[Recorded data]
▼

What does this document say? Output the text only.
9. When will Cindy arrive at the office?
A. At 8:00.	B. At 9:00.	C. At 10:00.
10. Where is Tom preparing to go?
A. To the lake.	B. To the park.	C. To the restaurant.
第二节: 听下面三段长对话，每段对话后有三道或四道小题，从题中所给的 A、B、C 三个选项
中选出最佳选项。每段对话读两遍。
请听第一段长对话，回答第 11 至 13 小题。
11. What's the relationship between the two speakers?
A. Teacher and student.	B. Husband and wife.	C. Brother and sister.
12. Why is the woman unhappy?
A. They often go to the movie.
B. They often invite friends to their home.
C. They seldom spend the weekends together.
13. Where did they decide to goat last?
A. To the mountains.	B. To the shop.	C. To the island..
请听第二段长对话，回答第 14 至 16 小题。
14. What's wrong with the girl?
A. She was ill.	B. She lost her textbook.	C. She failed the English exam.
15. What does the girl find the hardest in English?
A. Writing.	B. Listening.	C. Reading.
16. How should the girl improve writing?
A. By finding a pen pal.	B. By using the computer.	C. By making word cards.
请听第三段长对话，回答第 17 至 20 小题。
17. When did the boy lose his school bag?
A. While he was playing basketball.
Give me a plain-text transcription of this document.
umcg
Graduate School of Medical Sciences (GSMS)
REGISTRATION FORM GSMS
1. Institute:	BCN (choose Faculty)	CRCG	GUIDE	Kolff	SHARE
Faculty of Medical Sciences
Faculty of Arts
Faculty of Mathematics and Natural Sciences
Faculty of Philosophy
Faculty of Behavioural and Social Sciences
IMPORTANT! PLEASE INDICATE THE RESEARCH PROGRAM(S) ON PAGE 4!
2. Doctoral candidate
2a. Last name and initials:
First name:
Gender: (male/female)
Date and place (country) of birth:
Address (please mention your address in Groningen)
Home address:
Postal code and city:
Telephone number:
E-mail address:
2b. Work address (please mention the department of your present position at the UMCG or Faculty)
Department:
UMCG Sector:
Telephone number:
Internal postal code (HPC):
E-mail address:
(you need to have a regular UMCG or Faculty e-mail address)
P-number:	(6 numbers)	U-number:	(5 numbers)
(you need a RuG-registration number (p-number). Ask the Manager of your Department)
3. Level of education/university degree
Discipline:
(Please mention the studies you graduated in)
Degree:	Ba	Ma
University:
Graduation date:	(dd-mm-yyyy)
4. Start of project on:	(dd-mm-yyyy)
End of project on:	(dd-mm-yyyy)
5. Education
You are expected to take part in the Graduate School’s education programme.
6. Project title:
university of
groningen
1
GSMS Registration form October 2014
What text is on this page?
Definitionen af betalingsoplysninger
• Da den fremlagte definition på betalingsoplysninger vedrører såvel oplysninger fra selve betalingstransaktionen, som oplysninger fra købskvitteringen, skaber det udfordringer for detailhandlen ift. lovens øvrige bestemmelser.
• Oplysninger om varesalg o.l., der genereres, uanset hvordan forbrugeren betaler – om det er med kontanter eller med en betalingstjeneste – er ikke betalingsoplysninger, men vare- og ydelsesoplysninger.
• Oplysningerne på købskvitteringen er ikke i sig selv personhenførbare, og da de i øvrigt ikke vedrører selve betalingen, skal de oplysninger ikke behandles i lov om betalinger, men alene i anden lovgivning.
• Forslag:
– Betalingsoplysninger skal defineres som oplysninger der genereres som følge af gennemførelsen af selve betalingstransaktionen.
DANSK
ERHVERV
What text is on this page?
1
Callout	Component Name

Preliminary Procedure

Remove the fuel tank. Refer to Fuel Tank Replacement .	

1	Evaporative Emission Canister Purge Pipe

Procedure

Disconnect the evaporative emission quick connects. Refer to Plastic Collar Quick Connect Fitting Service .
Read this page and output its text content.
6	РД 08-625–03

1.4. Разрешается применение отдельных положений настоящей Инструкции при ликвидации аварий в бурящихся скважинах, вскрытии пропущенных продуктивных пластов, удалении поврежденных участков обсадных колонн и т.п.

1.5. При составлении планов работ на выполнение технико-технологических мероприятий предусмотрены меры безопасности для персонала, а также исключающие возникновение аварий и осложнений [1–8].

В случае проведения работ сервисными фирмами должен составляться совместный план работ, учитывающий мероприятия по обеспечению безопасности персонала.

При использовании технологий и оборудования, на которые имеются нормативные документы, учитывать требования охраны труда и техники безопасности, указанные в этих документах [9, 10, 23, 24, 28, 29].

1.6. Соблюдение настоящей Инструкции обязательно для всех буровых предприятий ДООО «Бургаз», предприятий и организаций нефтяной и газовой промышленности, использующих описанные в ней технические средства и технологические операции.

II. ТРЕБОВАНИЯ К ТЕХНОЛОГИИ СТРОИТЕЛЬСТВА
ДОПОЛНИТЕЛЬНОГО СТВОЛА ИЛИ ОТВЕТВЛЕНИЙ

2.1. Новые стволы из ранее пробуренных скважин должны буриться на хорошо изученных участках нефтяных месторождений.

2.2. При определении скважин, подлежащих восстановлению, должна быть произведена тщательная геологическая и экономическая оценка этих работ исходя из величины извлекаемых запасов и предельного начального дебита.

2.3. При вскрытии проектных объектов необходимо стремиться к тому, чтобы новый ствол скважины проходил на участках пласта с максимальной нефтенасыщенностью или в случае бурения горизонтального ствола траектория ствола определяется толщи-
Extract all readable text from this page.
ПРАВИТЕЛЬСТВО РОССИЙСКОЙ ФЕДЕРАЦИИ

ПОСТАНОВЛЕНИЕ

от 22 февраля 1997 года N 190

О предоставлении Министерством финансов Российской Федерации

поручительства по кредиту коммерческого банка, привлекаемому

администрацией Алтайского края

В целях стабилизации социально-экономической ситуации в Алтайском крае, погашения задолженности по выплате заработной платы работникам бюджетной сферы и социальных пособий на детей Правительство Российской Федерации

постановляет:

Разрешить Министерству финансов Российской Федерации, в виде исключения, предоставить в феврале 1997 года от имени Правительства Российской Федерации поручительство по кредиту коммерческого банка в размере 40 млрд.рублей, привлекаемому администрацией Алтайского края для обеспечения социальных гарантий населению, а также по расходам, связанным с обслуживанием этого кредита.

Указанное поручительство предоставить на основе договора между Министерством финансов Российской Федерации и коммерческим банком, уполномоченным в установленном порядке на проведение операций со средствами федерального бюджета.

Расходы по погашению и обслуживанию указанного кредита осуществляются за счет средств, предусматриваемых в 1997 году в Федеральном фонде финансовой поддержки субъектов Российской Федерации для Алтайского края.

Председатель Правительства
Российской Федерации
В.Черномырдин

▲

◆ **INSTRUCTIONS FOR THE TASK**: Everything in the listing above should be restated exactly.

◆ **ANSWER FOR THIS EXERCISE**:
What does this document say? Output the text only.
9. When will Cindy arrive at the office?
A. At 8:00.	B. At 9:00.	C. At 10:00.
10. Where is Tom preparing to go?
A. To the lake.	B. To the park.	C. To the restaurant.
第二节: 听下面三段长对话，每段对话后有三道或四道小题，从题中所给的 A、B、C 三个选项
中选出最佳选项。每段对话读两遍。
请听第一段长对话，回答第 11 至 13 小题。
11. What's the relationship between the two speakers?
A. Teacher and student.	B. Husband and wife.	C. Brother and sister.
12. Why is the woman unhappy?
A. They often go to the movie.
B. They often invite friends to their home.
C. They seldom spend the weekends together.
13. Where did they decide to goat last?
A. To the mountains.	B. To the shop.	C. To the island..
请听第二段长对话，回答第 14 至 16 小题。
14. What's wrong with the girl?
A. She was ill.	B. She lost her textbook.	C. She failed the English exam.
15. What does the girl find the hardest in English?
A. Writing.	B. Listening.	C. Reading.
16. How should the girl improve writing?
A. By finding a pen pal.	B. By using the computer.	C. By making word cards.
请听第三段长对话，回答第 17 至 20 小题。
17. When did the boy lose his school bag?
A. While he was playing basketball.
Give me a plain-text transcription of this document.
umcg
Graduate School of Medical Sciences (GSMS)
REGISTRATION FORM GSMS
1. Institute:	BCN (choose Faculty)	CRCG	GUIDE	Kolff	SHARE
Faculty of Medical Sciences
Faculty of Arts
Faculty of Mathematics and Natural Sciences
Faculty of Philosophy
Faculty of Behavioural and Social Sciences
IMPORTANT! PLEASE INDICATE THE RESEARCH PROGRAM(S) ON PAGE 4!
2. Doctoral candidate
2a. Last name and initials:
First name:
Gender: (male/female)
Date and place (country) of birth:
Address (please mention your address in Groningen)
Home address:
Postal code and city:
Telephone number:
E-mail address:
2b. Work address (please mention the department of your present position at the UMCG or Faculty)
Department:
UMCG Sector:
Telephone number:
Internal postal code (HPC):
E-mail address:
(you need to have a regular UMCG or Faculty e-mail address)
P-number:	(6 numbers)	U-number:	(5 numbers)
(you need a RuG-registration number (p-number). Ask the Manager of your Department)
3. Level of education/university degree
Discipline:
(Please mention the studies you graduated in)
Degree:	Ba	Ma
University:
Graduation date:	(dd-mm-yyyy)
4. Start of project on:	(dd-mm-yyyy)
End of project on:	(dd-mm-yyyy)
5. Education
You are expected to take part in the Graduate School’s education programme.
6. Project title:
university of
groningen
1
GSMS Registration form October 2014
What text is on this page?
Definitionen af betalingsoplysninger
• Da den fremlagte definition på betalingsoplysninger vedrører såvel oplysninger fra selve betalingstransaktionen, som oplysninger fra købskvitteringen, skaber det udfordringer for detailhandlen ift. lovens øvrige bestemmelser.
• Oplysninger om varesalg o.l., der genereres, uanset hvordan forbrugeren betaler – om det er med kontanter eller med en betalingstjeneste – er ikke betalingsoplysninger, men vare- og ydelsesoplysninger.
• Oplysningerne på købskvitteringen er ikke i sig selv personhenførbare, og da de i øvrigt ikke vedrører selve betalingen, skal de oplysninger ikke behandles i lov om betalinger, men alene i anden lovgivning.
• Forslag:
– Betalingsoplysninger skal defineres som oplysninger der genereres som følge af gennemførelsen af selve betalingstransaktionen.
DANSK
ERHVERV
What text is on this page?
1
Callout	Component Name

Preliminary Procedure

Remove the fuel tank. Refer to Fuel Tank Replacement .	

1	Evaporative Emission Canister Purge Pipe

Procedure

Disconnect the evaporative emission quick connects. Refer to Plastic Collar Quick Connect Fitting Service .
Read this page and output its text content.
6	РД 08-625–03

1.4. Разрешается применение отдельных положений настоящей Инструкции при ликвидации аварий в бурящихся скважинах, вскрытии пропущенных продуктивных пластов, удалении поврежденных участков обсадных колонн и т.п.

1.5. При составлении планов работ на выполнение технико-технологических мероприятий предусмотрены меры безопасности для персонала, а также исключающие возникновение аварий и осложнений [1–8].

В случае проведения работ сервисными фирмами должен составляться совместный план работ, учитывающий мероприятия по обеспечению безопасности персонала.

При использовании технологий и оборудования, на которые имеются нормативные документы, учитывать требования охраны труда и техники безопасности, указанные в этих документах [9, 10, 23, 24, 28, 29].

1.6. Соблюдение настоящей Инструкции обязательно для всех буровых предприятий ДООО «Бургаз», предприятий и организаций нефтяной и газовой промышленности, использующих описанные в ней технические средства и технологические операции.

II. ТРЕБОВАНИЯ К ТЕХНОЛОГИИ СТРОИТЕЛЬСТВА
ДОПОЛНИТЕЛЬНОГО СТВОЛА ИЛИ ОТВЕТВЛЕНИЙ

2.1. Новые стволы из ранее пробуренных скважин должны буриться на хорошо изученных участках нефтяных месторождений.

2.2. При определении скважин, подлежащих восстановлению, должна быть произведена тщательная геологическая и экономическая оценка этих работ исходя из величины извлекаемых запасов и предельного начального дебита.

2.3. При вскрытии проектных объектов необходимо стремиться к тому, чтобы новый ствол скважины проходил на участках пласта с максимальной нефтенасыщенностью или в случае бурения горизонтального ствола траектория ствола определяется толщи-
Extract all readable text from this page.
ПРАВИТЕЛЬСТВО РОССИЙСКОЙ ФЕДЕРАЦИИ

ПОСТАНОВЛЕНИЕ

от 22 февраля 1997 года N 190

О предоставлении Министерством финансов Российской Федерации

поручительства по кредиту коммерческого банка, привлекаемому

администрацией Алтайского края

В целях стабилизации социально-экономической ситуации в Алтайском крае, погашения задолженности по выплате заработной платы работникам бюджетной сферы и социальных пособий на детей Правительство Российской Федерации

постановляет:

Разрешить Министерству финансов Российской Федерации, в виде исключения, предоставить в феврале 1997 года от имени Правительства Российской Федерации поручительство по кредиту коммерческого банка в размере 40 млрд.рублей, привлекаемому администрацией Алтайского края для обеспечения социальных гарантий населению, а также по расходам, связанным с обслуживанием этого кредита.

Указанное поручительство предоставить на основе договора между Министерством финансов Российской Федерации и коммерческим банком, уполномоченным в установленном порядке на проведение операций со средствами федерального бюджета.

Расходы по погашению и обслуживанию указанного кредита осуществляются за счет средств, предусматриваемых в 1997 году в Федеральном фонде финансовой поддержки субъектов Российской Федерации для Алтайского края.

Председатель Правительства
Российской Федерации
В.Черномырдин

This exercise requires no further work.